Exercício A: Diga se cada afirmação abaixo está de acordo com o texto sobre Dom Hélder Câmara e Dom Evaristo Arns, respondendo sim ou não e citando literalmente as palavras do texto que decidem a questão: (i) o encontro com Dom Hélder aconteceu antes de um evento em Nova Jersey; (ii) Dom Evaristo Arns era conhecido como "o bispo das favelas"; (iii) o evento comemorativo citado marcou os 90 anos de Dom Evaristo.

Texto fornecido:
⟨

Dom Hélder Câmara eu conheci, brevemente, antes de um evento em Nova Jersey, onde ele recebeu um prêmio. Isso foi pouco tempo antes de sua morte. Lembro como se fosse um encontro com uma pessoa notável. Uma daquelas pessoas sobre as quais é fácil concluir: era íntegro, completo, em absoluta paz consigo mesmo. Fácil também foi concluir que é praticamente impossível fazer uma entrevista produtiva com alguém que clara e autenticamente tornou-se místico.
Dom Hélder, famoso por sua insistência radical de que a Igreja se faz ao lado dos pobres, era conhecido como “o bispo das favelas”. Ele é citado em uma biografia como tendo dito: “Quando dou comida aos pobres, me chamam de santo. Quando pergunto por que eles são pobres, chamam-me de comunista”.
Dom Evaristo Arns, em sua morte, foi lembrado como “o cardeal do povo” e celebrado pelo trabalho incansável pelos direitos humanos. Em evento comemorativo a seus 95 anos, um ex-ministro da Justiça observou a sua “coragem e [e o seu] destemor de profeta e seu ensinamento enraizado nos valores franciscanos de apóstolo”.
Dom Hélder Câmara numa celebração eucarística em Den Bosch, na Holanda, 27-10-1974. (Foto: Hans Peters, Arquivo Nacional da Holanda | Wikimedia Commons)

⟩

Exercício B: Transcreva, por favor, sem nenhuma alteração as linhas dos registros, começando pela linha que contém "wooden-wall-shelf — [664, 433, 1232, 549]" e seguindo até a linha que contém "profile-initials: 達也 — [1822, 89, 1844, 102]", incluindo ambas.

Anotações de caixas delimitadoras
⟨

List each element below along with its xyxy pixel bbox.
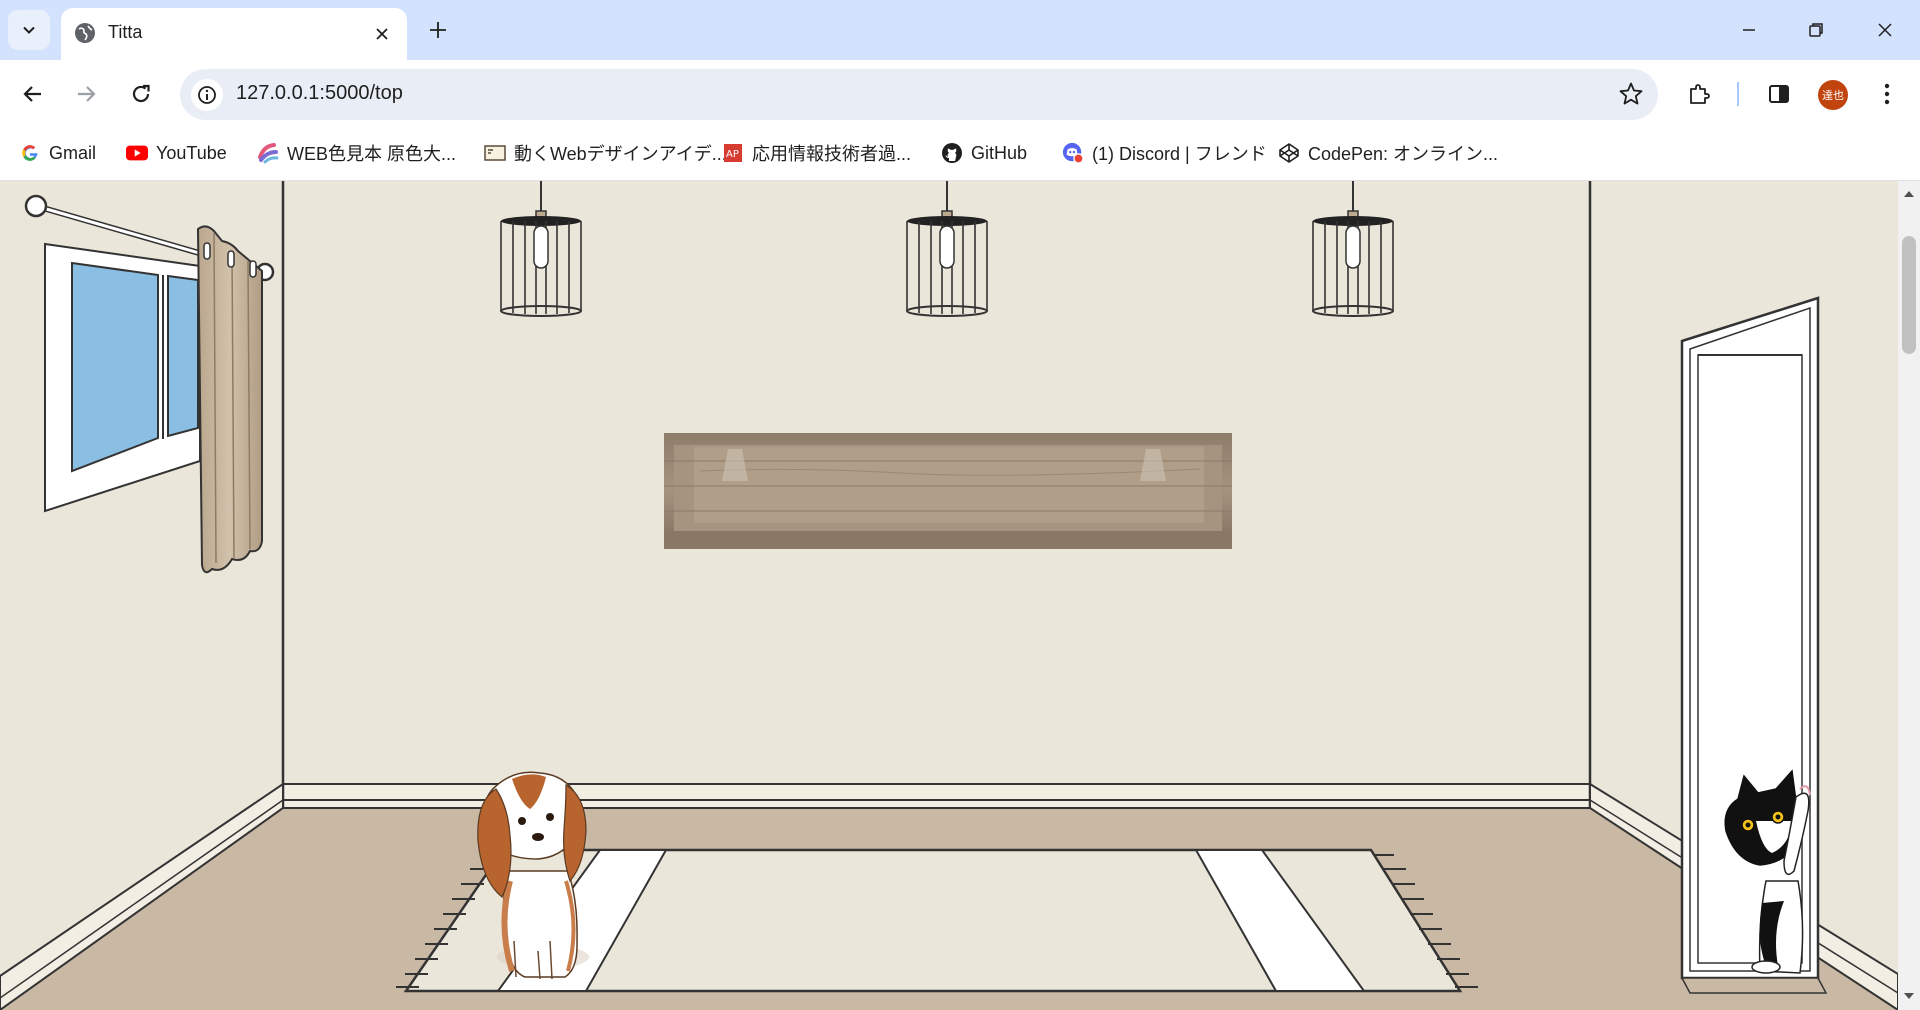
wooden-wall-shelf — [664, 433, 1232, 549]
chevron-down-icon — [23, 26, 35, 34]
profile-avatar[interactable]: 達也 — [1818, 80, 1848, 110]
bookmark-exam[interactable]: AP 応用情報技術者過... — [722, 138, 911, 168]
svg-text:AP: AP — [726, 149, 739, 160]
page-viewport — [0, 181, 1898, 1010]
bookmark-web-color[interactable]: WEB色見本 原色大... — [257, 138, 456, 168]
address-bar[interactable]: 127.0.0.1:5000/top — [180, 69, 1658, 120]
restore-icon — [1809, 23, 1823, 37]
profile-initials: 達也 — [1822, 89, 1844, 102]
reload-button[interactable] — [121, 74, 161, 114]
bookmark-label: 動くWebデザインアイデ... — [514, 144, 727, 164]
plus-icon — [430, 22, 446, 38]
tab-search-button[interactable] — [8, 10, 50, 50]
github-icon — [941, 142, 963, 164]
arrow-left-icon — [23, 86, 41, 102]
back-button[interactable] — [13, 74, 53, 114]
google-icon — [19, 142, 41, 164]
chrome-menu-button[interactable] — [1867, 74, 1907, 114]
scroll-down-arrow-icon[interactable] — [1903, 991, 1915, 1001]
bookmark-label: GitHub — [971, 142, 1028, 163]
youtube-icon — [126, 142, 148, 164]
bookmarks-bar: Gmail YouTube WEB色見本 原色大... 動くWebデザインアイデ… — [0, 128, 1920, 180]
url-text[interactable]: 127.0.0.1:5000/top — [236, 82, 403, 105]
bookmark-label: (1) Discord | フレンド — [1092, 144, 1267, 164]
arrow-right-icon — [78, 86, 96, 102]
bookmark-gmail[interactable]: Gmail — [19, 138, 96, 168]
globe-icon — [75, 23, 95, 43]
codepen-icon — [1278, 142, 1300, 164]
room-illustration — [0, 181, 1898, 1010]
scroll-up-arrow-icon[interactable] — [1903, 189, 1915, 199]
bookmark-youtube[interactable]: YouTube — [126, 138, 227, 168]
close-icon — [376, 28, 388, 40]
bookmark-star-icon[interactable] — [1618, 81, 1644, 107]
new-tab-button[interactable] — [422, 14, 454, 46]
minimize-button[interactable] — [1726, 10, 1772, 50]
more-vertical-icon — [1884, 83, 1890, 105]
toolbar-separator — [1737, 82, 1739, 106]
web-design-icon — [484, 142, 506, 164]
exam-icon: AP — [722, 142, 744, 164]
bookmark-label: WEB色見本 原色大... — [287, 144, 457, 164]
color-palette-icon — [257, 142, 279, 164]
restore-button[interactable] — [1793, 10, 1839, 50]
door — [1680, 296, 1828, 994]
title-bar: Titta — [0, 0, 1920, 60]
bookmark-label: YouTube — [156, 142, 227, 163]
scrollbar-thumb[interactable] — [1902, 236, 1916, 354]
minimize-icon — [1743, 29, 1755, 31]
bookmark-discord[interactable]: (1) Discord | フレンド — [1062, 138, 1267, 168]
bookmark-label: CodePen: オンライン... — [1308, 144, 1499, 164]
bookmark-github[interactable]: GitHub — [941, 138, 1027, 168]
puzzle-icon — [1690, 84, 1710, 104]
tab-title: Titta — [108, 22, 143, 42]
forward-button[interactable] — [66, 74, 106, 114]
page-scrollbar[interactable] — [1898, 181, 1920, 1010]
info-icon — [198, 86, 216, 104]
tab-titta[interactable]: Titta — [61, 8, 407, 60]
discord-icon — [1062, 142, 1084, 164]
reload-icon — [132, 84, 150, 103]
extensions-button[interactable] — [1679, 74, 1719, 114]
close-tab-button[interactable] — [371, 23, 393, 45]
browser-toolbar: 127.0.0.1:5000/top 達也 — [0, 60, 1920, 128]
side-panel-button[interactable] — [1759, 74, 1799, 114]
curtain — [196, 225, 263, 574]
bookmark-label: 応用情報技術者過... — [752, 144, 912, 164]
side-panel-icon — [1769, 85, 1789, 103]
bookmark-codepen[interactable]: CodePen: オンライン... — [1278, 138, 1498, 168]
bookmark-web-design[interactable]: 動くWebデザインアイデ... — [484, 138, 727, 168]
site-info-button[interactable] — [191, 79, 223, 111]
close-icon — [1878, 23, 1892, 37]
close-window-button[interactable] — [1862, 10, 1908, 50]
back-baseboard — [282, 783, 1591, 809]
bookmark-label: Gmail — [49, 142, 97, 163]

⟩

Resposta A:
(i) Sim: "antes de um evento em Nova Jersey, onde ele recebeu um prêmio".
(ii) Não: "Dom Hélder, famoso por sua insistência radical de que a Igreja se faz ao lado dos pobres, era conhecido como “o bispo das favelas”".
(iii) Não: "Em evento comemorativo a seus 95 anos".

Resposta B:
wooden-wall-shelf — [664, 433, 1232, 549]
chevron-down-icon — [23, 26, 35, 34]
profile-avatar[interactable]: 達也 — [1818, 80, 1848, 110]
bookmark-exam[interactable]: AP 応用情報技術者過... — [722, 138, 911, 168]
svg-text:AP: AP — [726, 149, 739, 160]
page-viewport — [0, 181, 1898, 1010]
bookmark-web-color[interactable]: WEB色見本 原色大... — [257, 138, 456, 168]
address-bar[interactable]: 127.0.0.1:5000/top — [180, 69, 1658, 120]
restore-icon — [1809, 23, 1823, 37]
profile-initials: 達也 — [1822, 89, 1844, 102]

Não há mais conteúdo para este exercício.